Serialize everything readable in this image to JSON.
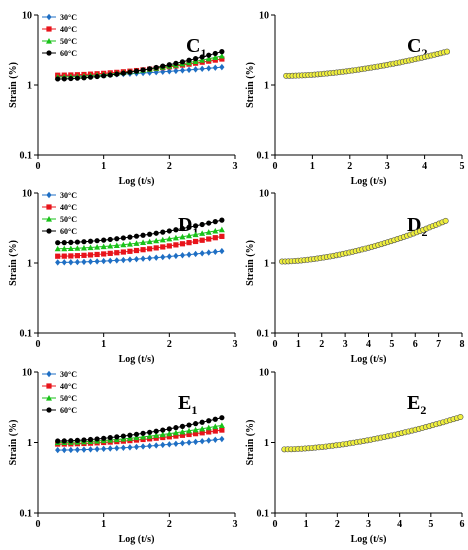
{
  "chart_data": [
    {
      "panel": "C",
      "title": "C",
      "title_sub": "1",
      "type": "line",
      "xlabel": "Log (t/s)",
      "ylabel": "Strain (%)",
      "xlim": [
        0,
        3
      ],
      "xticks": [
        0,
        1,
        2,
        3
      ],
      "ylim": [
        0.1,
        10
      ],
      "yscale": "log",
      "yticks": [
        0.1,
        1,
        10
      ],
      "legend_position": "top-left",
      "series": [
        {
          "name": "30°C",
          "color": "#1f6fc4",
          "marker": "diamond",
          "x_range": [
            0.3,
            2.8
          ],
          "y_start": 1.35,
          "y_end": 1.8
        },
        {
          "name": "40°C",
          "color": "#e8141b",
          "marker": "square",
          "x_range": [
            0.3,
            2.8
          ],
          "y_start": 1.38,
          "y_end": 2.35
        },
        {
          "name": "50°C",
          "color": "#19c219",
          "marker": "triangle",
          "x_range": [
            0.3,
            2.8
          ],
          "y_start": 1.3,
          "y_end": 2.6
        },
        {
          "name": "60°C",
          "color": "#000000",
          "marker": "circle",
          "x_range": [
            0.3,
            2.8
          ],
          "y_start": 1.22,
          "y_end": 3.0
        }
      ]
    },
    {
      "panel": "C2",
      "title": "C",
      "title_sub": "2",
      "type": "scatter",
      "xlabel": "Log (t/s)",
      "ylabel": "Strain (%)",
      "xlim": [
        0,
        5
      ],
      "xticks": [
        0,
        1,
        2,
        3,
        4,
        5
      ],
      "ylim": [
        0.1,
        10
      ],
      "yscale": "log",
      "yticks": [
        0.1,
        1,
        10
      ],
      "series": [
        {
          "name": "",
          "color": "#f0f03c",
          "marker": "circle",
          "x_range": [
            0.3,
            4.6
          ],
          "y_start": 1.35,
          "y_end": 3.0
        }
      ]
    },
    {
      "panel": "D",
      "title": "D",
      "title_sub": "1",
      "type": "line",
      "xlabel": "Log (t/s)",
      "ylabel": "Strain (%)",
      "xlim": [
        0,
        3
      ],
      "xticks": [
        0,
        1,
        2,
        3
      ],
      "ylim": [
        0.1,
        10
      ],
      "yscale": "log",
      "yticks": [
        0.1,
        1,
        10
      ],
      "legend_position": "top-left",
      "series": [
        {
          "name": "30°C",
          "color": "#1f6fc4",
          "marker": "diamond",
          "x_range": [
            0.3,
            2.8
          ],
          "y_start": 1.02,
          "y_end": 1.48
        },
        {
          "name": "40°C",
          "color": "#e8141b",
          "marker": "square",
          "x_range": [
            0.3,
            2.8
          ],
          "y_start": 1.25,
          "y_end": 2.4
        },
        {
          "name": "50°C",
          "color": "#19c219",
          "marker": "triangle",
          "x_range": [
            0.3,
            2.8
          ],
          "y_start": 1.6,
          "y_end": 3.0
        },
        {
          "name": "60°C",
          "color": "#000000",
          "marker": "circle",
          "x_range": [
            0.3,
            2.8
          ],
          "y_start": 1.95,
          "y_end": 4.1
        }
      ]
    },
    {
      "panel": "D2",
      "title": "D",
      "title_sub": "2",
      "type": "scatter",
      "xlabel": "Log (t/s)",
      "ylabel": "Strain (%)",
      "xlim": [
        0,
        8
      ],
      "xticks": [
        0,
        1,
        2,
        3,
        4,
        5,
        6,
        7,
        8
      ],
      "ylim": [
        0.1,
        10
      ],
      "yscale": "log",
      "yticks": [
        0.1,
        1,
        10
      ],
      "series": [
        {
          "name": "",
          "color": "#f0f03c",
          "marker": "circle",
          "x_range": [
            0.3,
            7.3
          ],
          "y_start": 1.05,
          "y_end": 4.0
        }
      ]
    },
    {
      "panel": "E",
      "title": "E",
      "title_sub": "1",
      "type": "line",
      "xlabel": "Log (t/s)",
      "ylabel": "Strain (%)",
      "xlim": [
        0,
        3
      ],
      "xticks": [
        0,
        1,
        2,
        3
      ],
      "ylim": [
        0.1,
        10
      ],
      "yscale": "log",
      "yticks": [
        0.1,
        1,
        10
      ],
      "legend_position": "top-left",
      "series": [
        {
          "name": "30°C",
          "color": "#1f6fc4",
          "marker": "diamond",
          "x_range": [
            0.3,
            2.8
          ],
          "y_start": 0.78,
          "y_end": 1.12
        },
        {
          "name": "40°C",
          "color": "#e8141b",
          "marker": "square",
          "x_range": [
            0.3,
            2.8
          ],
          "y_start": 0.95,
          "y_end": 1.5
        },
        {
          "name": "50°C",
          "color": "#19c219",
          "marker": "triangle",
          "x_range": [
            0.3,
            2.8
          ],
          "y_start": 1.0,
          "y_end": 1.75
        },
        {
          "name": "60°C",
          "color": "#000000",
          "marker": "circle",
          "x_range": [
            0.3,
            2.8
          ],
          "y_start": 1.05,
          "y_end": 2.25
        }
      ]
    },
    {
      "panel": "E2",
      "title": "E",
      "title_sub": "2",
      "type": "scatter",
      "xlabel": "Log (t/s)",
      "ylabel": "Strain (%)",
      "xlim": [
        0,
        6
      ],
      "xticks": [
        0,
        1,
        2,
        3,
        4,
        5,
        6
      ],
      "ylim": [
        0.1,
        10
      ],
      "yscale": "log",
      "yticks": [
        0.1,
        1,
        10
      ],
      "series": [
        {
          "name": "",
          "color": "#f0f03c",
          "marker": "circle",
          "x_range": [
            0.3,
            5.95
          ],
          "y_start": 0.8,
          "y_end": 2.3
        }
      ]
    }
  ]
}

■ TASK GOAL ■
Retype each line of the listing above word for word. Exclude the pictures.

■ ANSWER BELOW ■
Serialize everything readable in this image to JSON.
{
  "chart_data": [
    {
      "panel": "C",
      "title": "C",
      "title_sub": "1",
      "type": "line",
      "xlabel": "Log (t/s)",
      "ylabel": "Strain (%)",
      "xlim": [
        0,
        3
      ],
      "xticks": [
        0,
        1,
        2,
        3
      ],
      "ylim": [
        0.1,
        10
      ],
      "yscale": "log",
      "yticks": [
        0.1,
        1,
        10
      ],
      "legend_position": "top-left",
      "series": [
        {
          "name": "30°C",
          "color": "#1f6fc4",
          "marker": "diamond",
          "x_range": [
            0.3,
            2.8
          ],
          "y_start": 1.35,
          "y_end": 1.8
        },
        {
          "name": "40°C",
          "color": "#e8141b",
          "marker": "square",
          "x_range": [
            0.3,
            2.8
          ],
          "y_start": 1.38,
          "y_end": 2.35
        },
        {
          "name": "50°C",
          "color": "#19c219",
          "marker": "triangle",
          "x_range": [
            0.3,
            2.8
          ],
          "y_start": 1.3,
          "y_end": 2.6
        },
        {
          "name": "60°C",
          "color": "#000000",
          "marker": "circle",
          "x_range": [
            0.3,
            2.8
          ],
          "y_start": 1.22,
          "y_end": 3.0
        }
      ]
    },
    {
      "panel": "C2",
      "title": "C",
      "title_sub": "2",
      "type": "scatter",
      "xlabel": "Log (t/s)",
      "ylabel": "Strain (%)",
      "xlim": [
        0,
        5
      ],
      "xticks": [
        0,
        1,
        2,
        3,
        4,
        5
      ],
      "ylim": [
        0.1,
        10
      ],
      "yscale": "log",
      "yticks": [
        0.1,
        1,
        10
      ],
      "series": [
        {
          "name": "",
          "color": "#f0f03c",
          "marker": "circle",
          "x_range": [
            0.3,
            4.6
          ],
          "y_start": 1.35,
          "y_end": 3.0
        }
      ]
    },
    {
      "panel": "D",
      "title": "D",
      "title_sub": "1",
      "type": "line",
      "xlabel": "Log (t/s)",
      "ylabel": "Strain (%)",
      "xlim": [
        0,
        3
      ],
      "xticks": [
        0,
        1,
        2,
        3
      ],
      "ylim": [
        0.1,
        10
      ],
      "yscale": "log",
      "yticks": [
        0.1,
        1,
        10
      ],
      "legend_position": "top-left",
      "series": [
        {
          "name": "30°C",
          "color": "#1f6fc4",
          "marker": "diamond",
          "x_range": [
            0.3,
            2.8
          ],
          "y_start": 1.02,
          "y_end": 1.48
        },
        {
          "name": "40°C",
          "color": "#e8141b",
          "marker": "square",
          "x_range": [
            0.3,
            2.8
          ],
          "y_start": 1.25,
          "y_end": 2.4
        },
        {
          "name": "50°C",
          "color": "#19c219",
          "marker": "triangle",
          "x_range": [
            0.3,
            2.8
          ],
          "y_start": 1.6,
          "y_end": 3.0
        },
        {
          "name": "60°C",
          "color": "#000000",
          "marker": "circle",
          "x_range": [
            0.3,
            2.8
          ],
          "y_start": 1.95,
          "y_end": 4.1
        }
      ]
    },
    {
      "panel": "D2",
      "title": "D",
      "title_sub": "2",
      "type": "scatter",
      "xlabel": "Log (t/s)",
      "ylabel": "Strain (%)",
      "xlim": [
        0,
        8
      ],
      "xticks": [
        0,
        1,
        2,
        3,
        4,
        5,
        6,
        7,
        8
      ],
      "ylim": [
        0.1,
        10
      ],
      "yscale": "log",
      "yticks": [
        0.1,
        1,
        10
      ],
      "series": [
        {
          "name": "",
          "color": "#f0f03c",
          "marker": "circle",
          "x_range": [
            0.3,
            7.3
          ],
          "y_start": 1.05,
          "y_end": 4.0
        }
      ]
    },
    {
      "panel": "E",
      "title": "E",
      "title_sub": "1",
      "type": "line",
      "xlabel": "Log (t/s)",
      "ylabel": "Strain (%)",
      "xlim": [
        0,
        3
      ],
      "xticks": [
        0,
        1,
        2,
        3
      ],
      "ylim": [
        0.1,
        10
      ],
      "yscale": "log",
      "yticks": [
        0.1,
        1,
        10
      ],
      "legend_position": "top-left",
      "series": [
        {
          "name": "30°C",
          "color": "#1f6fc4",
          "marker": "diamond",
          "x_range": [
            0.3,
            2.8
          ],
          "y_start": 0.78,
          "y_end": 1.12
        },
        {
          "name": "40°C",
          "color": "#e8141b",
          "marker": "square",
          "x_range": [
            0.3,
            2.8
          ],
          "y_start": 0.95,
          "y_end": 1.5
        },
        {
          "name": "50°C",
          "color": "#19c219",
          "marker": "triangle",
          "x_range": [
            0.3,
            2.8
          ],
          "y_start": 1.0,
          "y_end": 1.75
        },
        {
          "name": "60°C",
          "color": "#000000",
          "marker": "circle",
          "x_range": [
            0.3,
            2.8
          ],
          "y_start": 1.05,
          "y_end": 2.25
        }
      ]
    },
    {
      "panel": "E2",
      "title": "E",
      "title_sub": "2",
      "type": "scatter",
      "xlabel": "Log (t/s)",
      "ylabel": "Strain (%)",
      "xlim": [
        0,
        6
      ],
      "xticks": [
        0,
        1,
        2,
        3,
        4,
        5,
        6
      ],
      "ylim": [
        0.1,
        10
      ],
      "yscale": "log",
      "yticks": [
        0.1,
        1,
        10
      ],
      "series": [
        {
          "name": "",
          "color": "#f0f03c",
          "marker": "circle",
          "x_range": [
            0.3,
            5.95
          ],
          "y_start": 0.8,
          "y_end": 2.3
        }
      ]
    }
  ]
}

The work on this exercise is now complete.